### Dataset excerpts:
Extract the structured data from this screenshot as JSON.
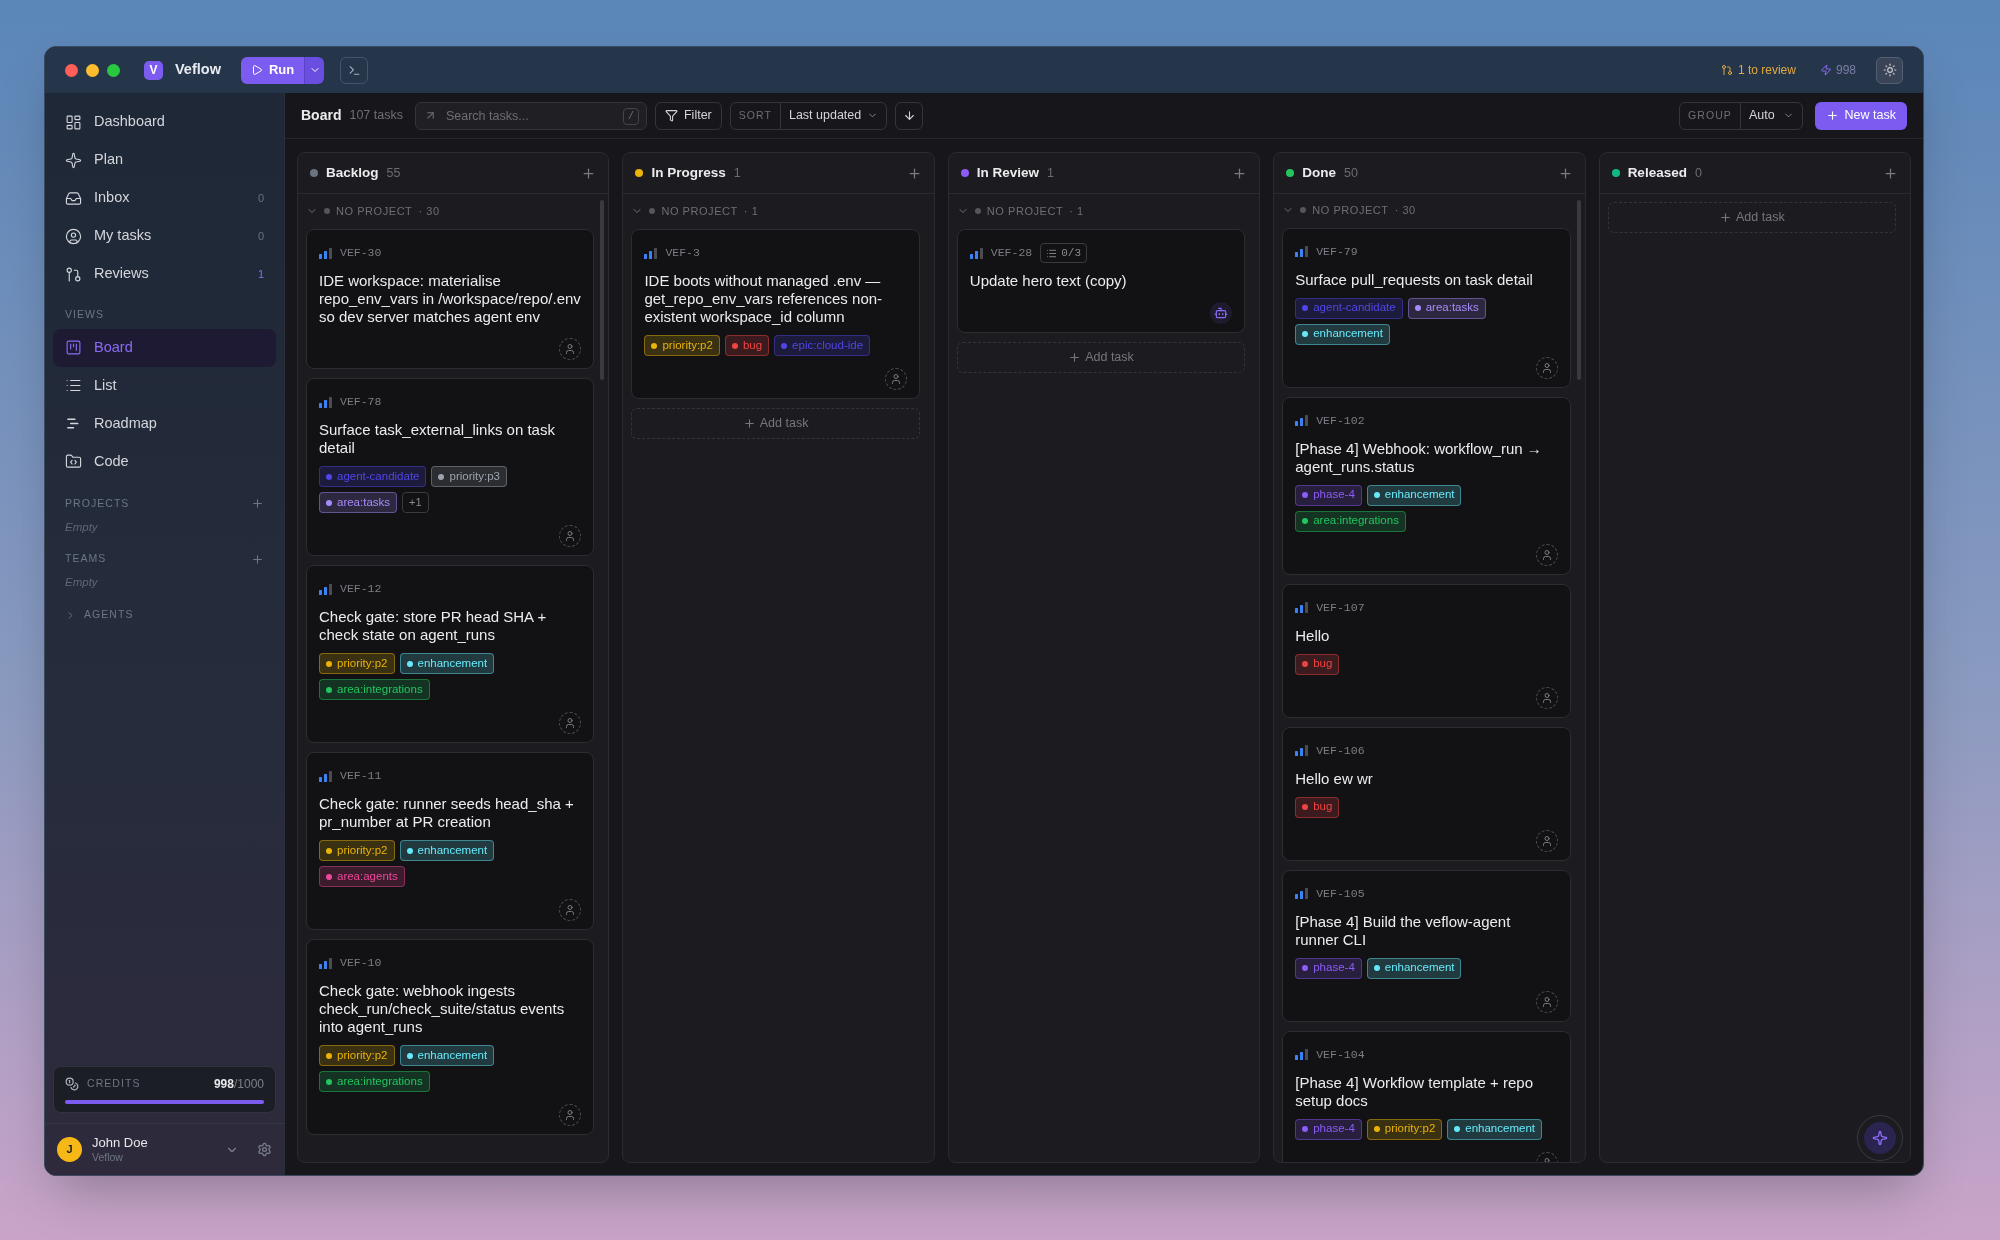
{
  "app": {
    "name": "Veflow",
    "logo_letter": "V"
  },
  "toolbar_top": {
    "run_label": "Run",
    "review_label": "1 to review",
    "credits_label": "998"
  },
  "sidebar": {
    "items": [
      {
        "label": "Dashboard",
        "selected": false
      },
      {
        "label": "Plan",
        "selected": false
      },
      {
        "label": "Inbox",
        "count": "0",
        "highlighted": false,
        "selected": false
      },
      {
        "label": "My tasks",
        "count": "0",
        "highlighted": false,
        "selected": false
      },
      {
        "label": "Reviews",
        "count": "1",
        "highlighted": true,
        "selected": false
      }
    ],
    "views_title": "VIEWS",
    "views": [
      {
        "label": "Board",
        "selected": true
      },
      {
        "label": "List",
        "selected": false
      },
      {
        "label": "Roadmap",
        "selected": false
      },
      {
        "label": "Code",
        "selected": false
      }
    ],
    "sections": [
      {
        "title": "PROJECTS",
        "empty": "Empty"
      },
      {
        "title": "TEAMS",
        "empty": "Empty"
      }
    ],
    "agents": {
      "title": "AGENTS",
      "expanded": false
    },
    "credits": {
      "label": "CREDITS",
      "value": "**998**/1000",
      "level": 0.998
    },
    "user": {
      "initial": "J",
      "name": "John Doe",
      "org": "Veflow"
    }
  },
  "board_bar": {
    "title": "Board",
    "count": "107 tasks",
    "search_placeholder": "Search tasks...",
    "search_key": "/",
    "filter_label": "Filter",
    "sort_label": "SORT",
    "sort_value": "Last updated",
    "group_label": "GROUP",
    "group_value": "Auto",
    "new_task_label": "New task"
  },
  "columns": [
    {
      "name": "Backlog",
      "count": "55",
      "color": "#6b7280",
      "groups": [
        {
          "name": "NO PROJECT",
          "count": "· 30",
          "expanded": true,
          "cards": [
            {
              "kind": "unassigned",
              "id": "VEF-30",
              "title": "IDE workspace: materialise repo_env_vars in /workspace/repo/.env so dev server matches agent env"
            },
            {
              "kind": "unassigned",
              "id": "VEF-78",
              "title": "Surface task_external_links on task detail",
              "tags": [
                {
                  "kind": "label",
                  "label": "agent-candidate",
                  "color": "#4f46e5"
                },
                {
                  "kind": "label",
                  "label": "priority:p3",
                  "color": "#9ca3af"
                },
                {
                  "kind": "label",
                  "label": "area:tasks",
                  "color": "#a78bfa"
                },
                {
                  "kind": "more",
                  "label": "+1"
                }
              ]
            },
            {
              "kind": "unassigned",
              "id": "VEF-12",
              "title": "Check gate: store PR head SHA + check state on agent_runs",
              "tags": [
                {
                  "kind": "label",
                  "label": "priority:p2",
                  "color": "#eab308"
                },
                {
                  "kind": "label",
                  "label": "enhancement",
                  "color": "#67e8f9"
                },
                {
                  "kind": "label",
                  "label": "area:integrations",
                  "color": "#22c55e"
                }
              ]
            },
            {
              "kind": "unassigned",
              "id": "VEF-11",
              "title": "Check gate: runner seeds head_sha + pr_number at PR creation",
              "tags": [
                {
                  "kind": "label",
                  "label": "priority:p2",
                  "color": "#eab308"
                },
                {
                  "kind": "label",
                  "label": "enhancement",
                  "color": "#67e8f9"
                },
                {
                  "kind": "label",
                  "label": "area:agents",
                  "color": "#ec4899"
                }
              ]
            },
            {
              "kind": "unassigned",
              "id": "VEF-10",
              "title": "Check gate: webhook ingests check_run/check_suite/status events into agent_runs",
              "tags": [
                {
                  "kind": "label",
                  "label": "priority:p2",
                  "color": "#eab308"
                },
                {
                  "kind": "label",
                  "label": "enhancement",
                  "color": "#67e8f9"
                },
                {
                  "kind": "label",
                  "label": "area:integrations",
                  "color": "#22c55e"
                }
              ]
            }
          ]
        }
      ]
    },
    {
      "name": "In Progress",
      "count": "1",
      "color": "#eab308",
      "add_task": "Add task",
      "groups": [
        {
          "name": "NO PROJECT",
          "count": "· 1",
          "expanded": true,
          "cards": [
            {
              "kind": "unassigned",
              "id": "VEF-3",
              "title": "IDE boots without managed .env — get_repo_env_vars references non-existent workspace_id column",
              "tags": [
                {
                  "kind": "label",
                  "label": "priority:p2",
                  "color": "#eab308"
                },
                {
                  "kind": "label",
                  "label": "bug",
                  "color": "#ef4444"
                },
                {
                  "kind": "label",
                  "label": "epic:cloud-ide",
                  "color": "#4f46e5"
                }
              ]
            }
          ]
        }
      ]
    },
    {
      "name": "In Review",
      "count": "1",
      "color": "#8b5cf6",
      "add_task": "Add task",
      "groups": [
        {
          "name": "NO PROJECT",
          "count": "· 1",
          "expanded": true,
          "cards": [
            {
              "kind": "agent",
              "id": "VEF-28",
              "subtasks": "0/3",
              "title": "Update hero text (copy)"
            }
          ]
        }
      ]
    },
    {
      "name": "Done",
      "count": "50",
      "color": "#22c55e",
      "groups": [
        {
          "name": "NO PROJECT",
          "count": "· 30",
          "expanded": true,
          "cards": [
            {
              "kind": "unassigned",
              "id": "VEF-79",
              "title": "Surface pull_requests on task detail",
              "tags": [
                {
                  "kind": "label",
                  "label": "agent-candidate",
                  "color": "#4f46e5"
                },
                {
                  "kind": "label",
                  "label": "area:tasks",
                  "color": "#a78bfa"
                },
                {
                  "kind": "label",
                  "label": "enhancement",
                  "color": "#67e8f9"
                }
              ]
            },
            {
              "kind": "unassigned",
              "id": "VEF-102",
              "title": "[Phase 4] Webhook: workflow_run → agent_runs.status",
              "tags": [
                {
                  "kind": "label",
                  "label": "phase-4",
                  "color": "#8b5cf6"
                },
                {
                  "kind": "label",
                  "label": "enhancement",
                  "color": "#67e8f9"
                },
                {
                  "kind": "label",
                  "label": "area:integrations",
                  "color": "#22c55e"
                }
              ]
            },
            {
              "kind": "unassigned",
              "id": "VEF-107",
              "title": "Hello",
              "tags": [
                {
                  "kind": "label",
                  "label": "bug",
                  "color": "#ef4444"
                }
              ]
            },
            {
              "kind": "unassigned",
              "id": "VEF-106",
              "title": "Hello ew wr",
              "tags": [
                {
                  "kind": "label",
                  "label": "bug",
                  "color": "#ef4444"
                }
              ]
            },
            {
              "kind": "unassigned",
              "id": "VEF-105",
              "title": "[Phase 4] Build the veflow-agent runner CLI",
              "tags": [
                {
                  "kind": "label",
                  "label": "phase-4",
                  "color": "#8b5cf6"
                },
                {
                  "kind": "label",
                  "label": "enhancement",
                  "color": "#67e8f9"
                }
              ]
            },
            {
              "kind": "unassigned",
              "id": "VEF-104",
              "title": "[Phase 4] Workflow template + repo setup docs",
              "tags": [
                {
                  "kind": "label",
                  "label": "phase-4",
                  "color": "#8b5cf6"
                },
                {
                  "kind": "label",
                  "label": "priority:p2",
                  "color": "#eab308"
                },
                {
                  "kind": "label",
                  "label": "enhancement",
                  "color": "#67e8f9"
                }
              ]
            }
          ]
        }
      ]
    },
    {
      "name": "Released",
      "count": "0",
      "color": "#10b981",
      "add_task": "Add task"
    }
  ]
}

### Task directions:
Write the full listing out again with every line unchanged, but include no pictures.

### Expected answer:
Extract the structured data from this screenshot as JSON.
{
  "app": {
    "name": "Veflow",
    "logo_letter": "V"
  },
  "toolbar_top": {
    "run_label": "Run",
    "review_label": "1 to review",
    "credits_label": "998"
  },
  "sidebar": {
    "items": [
      {
        "label": "Dashboard",
        "selected": false
      },
      {
        "label": "Plan",
        "selected": false
      },
      {
        "label": "Inbox",
        "count": "0",
        "highlighted": false,
        "selected": false
      },
      {
        "label": "My tasks",
        "count": "0",
        "highlighted": false,
        "selected": false
      },
      {
        "label": "Reviews",
        "count": "1",
        "highlighted": true,
        "selected": false
      }
    ],
    "views_title": "VIEWS",
    "views": [
      {
        "label": "Board",
        "selected": true
      },
      {
        "label": "List",
        "selected": false
      },
      {
        "label": "Roadmap",
        "selected": false
      },
      {
        "label": "Code",
        "selected": false
      }
    ],
    "sections": [
      {
        "title": "PROJECTS",
        "empty": "Empty"
      },
      {
        "title": "TEAMS",
        "empty": "Empty"
      }
    ],
    "agents": {
      "title": "AGENTS",
      "expanded": false
    },
    "credits": {
      "label": "CREDITS",
      "value": "**998**/1000",
      "level": 0.998
    },
    "user": {
      "initial": "J",
      "name": "John Doe",
      "org": "Veflow"
    }
  },
  "board_bar": {
    "title": "Board",
    "count": "107 tasks",
    "search_placeholder": "Search tasks...",
    "search_key": "/",
    "filter_label": "Filter",
    "sort_label": "SORT",
    "sort_value": "Last updated",
    "group_label": "GROUP",
    "group_value": "Auto",
    "new_task_label": "New task"
  },
  "columns": [
    {
      "name": "Backlog",
      "count": "55",
      "color": "#6b7280",
      "groups": [
        {
          "name": "NO PROJECT",
          "count": "· 30",
          "expanded": true,
          "cards": [
            {
              "kind": "unassigned",
              "id": "VEF-30",
              "title": "IDE workspace: materialise repo_env_vars in /workspace/repo/.env so dev server matches agent env"
            },
            {
              "kind": "unassigned",
              "id": "VEF-78",
              "title": "Surface task_external_links on task detail",
              "tags": [
                {
                  "kind": "label",
                  "label": "agent-candidate",
                  "color": "#4f46e5"
                },
                {
                  "kind": "label",
                  "label": "priority:p3",
                  "color": "#9ca3af"
                },
                {
                  "kind": "label",
                  "label": "area:tasks",
                  "color": "#a78bfa"
                },
                {
                  "kind": "more",
                  "label": "+1"
                }
              ]
            },
            {
              "kind": "unassigned",
              "id": "VEF-12",
              "title": "Check gate: store PR head SHA + check state on agent_runs",
              "tags": [
                {
                  "kind": "label",
                  "label": "priority:p2",
                  "color": "#eab308"
                },
                {
                  "kind": "label",
                  "label": "enhancement",
                  "color": "#67e8f9"
                },
                {
                  "kind": "label",
                  "label": "area:integrations",
                  "color": "#22c55e"
                }
              ]
            },
            {
              "kind": "unassigned",
              "id": "VEF-11",
              "title": "Check gate: runner seeds head_sha + pr_number at PR creation",
              "tags": [
                {
                  "kind": "label",
                  "label": "priority:p2",
                  "color": "#eab308"
                },
                {
                  "kind": "label",
                  "label": "enhancement",
                  "color": "#67e8f9"
                },
                {
                  "kind": "label",
                  "label": "area:agents",
                  "color": "#ec4899"
                }
              ]
            },
            {
              "kind": "unassigned",
              "id": "VEF-10",
              "title": "Check gate: webhook ingests check_run/check_suite/status events into agent_runs",
              "tags": [
                {
                  "kind": "label",
                  "label": "priority:p2",
                  "color": "#eab308"
                },
                {
                  "kind": "label",
                  "label": "enhancement",
                  "color": "#67e8f9"
                },
                {
                  "kind": "label",
                  "label": "area:integrations",
                  "color": "#22c55e"
                }
              ]
            }
          ]
        }
      ]
    },
    {
      "name": "In Progress",
      "count": "1",
      "color": "#eab308",
      "add_task": "Add task",
      "groups": [
        {
          "name": "NO PROJECT",
          "count": "· 1",
          "expanded": true,
          "cards": [
            {
              "kind": "unassigned",
              "id": "VEF-3",
              "title": "IDE boots without managed .env — get_repo_env_vars references non-existent workspace_id column",
              "tags": [
                {
                  "kind": "label",
                  "label": "priority:p2",
                  "color": "#eab308"
                },
                {
                  "kind": "label",
                  "label": "bug",
                  "color": "#ef4444"
                },
                {
                  "kind": "label",
                  "label": "epic:cloud-ide",
                  "color": "#4f46e5"
                }
              ]
            }
          ]
        }
      ]
    },
    {
      "name": "In Review",
      "count": "1",
      "color": "#8b5cf6",
      "add_task": "Add task",
      "groups": [
        {
          "name": "NO PROJECT",
          "count": "· 1",
          "expanded": true,
          "cards": [
            {
              "kind": "agent",
              "id": "VEF-28",
              "subtasks": "0/3",
              "title": "Update hero text (copy)"
            }
          ]
        }
      ]
    },
    {
      "name": "Done",
      "count": "50",
      "color": "#22c55e",
      "groups": [
        {
          "name": "NO PROJECT",
          "count": "· 30",
          "expanded": true,
          "cards": [
            {
              "kind": "unassigned",
              "id": "VEF-79",
              "title": "Surface pull_requests on task detail",
              "tags": [
                {
                  "kind": "label",
                  "label": "agent-candidate",
                  "color": "#4f46e5"
                },
                {
                  "kind": "label",
                  "label": "area:tasks",
                  "color": "#a78bfa"
                },
                {
                  "kind": "label",
                  "label": "enhancement",
                  "color": "#67e8f9"
                }
              ]
            },
            {
              "kind": "unassigned",
              "id": "VEF-102",
              "title": "[Phase 4] Webhook: workflow_run → agent_runs.status",
              "tags": [
                {
                  "kind": "label",
                  "label": "phase-4",
                  "color": "#8b5cf6"
                },
                {
                  "kind": "label",
                  "label": "enhancement",
                  "color": "#67e8f9"
                },
                {
                  "kind": "label",
                  "label": "area:integrations",
                  "color": "#22c55e"
                }
              ]
            },
            {
              "kind": "unassigned",
              "id": "VEF-107",
              "title": "Hello",
              "tags": [
                {
                  "kind": "label",
                  "label": "bug",
                  "color": "#ef4444"
                }
              ]
            },
            {
              "kind": "unassigned",
              "id": "VEF-106",
              "title": "Hello ew wr",
              "tags": [
                {
                  "kind": "label",
                  "label": "bug",
                  "color": "#ef4444"
                }
              ]
            },
            {
              "kind": "unassigned",
              "id": "VEF-105",
              "title": "[Phase 4] Build the veflow-agent runner CLI",
              "tags": [
                {
                  "kind": "label",
                  "label": "phase-4",
                  "color": "#8b5cf6"
                },
                {
                  "kind": "label",
                  "label": "enhancement",
                  "color": "#67e8f9"
                }
              ]
            },
            {
              "kind": "unassigned",
              "id": "VEF-104",
              "title": "[Phase 4] Workflow template + repo setup docs",
              "tags": [
                {
                  "kind": "label",
                  "label": "phase-4",
                  "color": "#8b5cf6"
                },
                {
                  "kind": "label",
                  "label": "priority:p2",
                  "color": "#eab308"
                },
                {
                  "kind": "label",
                  "label": "enhancement",
                  "color": "#67e8f9"
                }
              ]
            }
          ]
        }
      ]
    },
    {
      "name": "Released",
      "count": "0",
      "color": "#10b981",
      "add_task": "Add task"
    }
  ]
}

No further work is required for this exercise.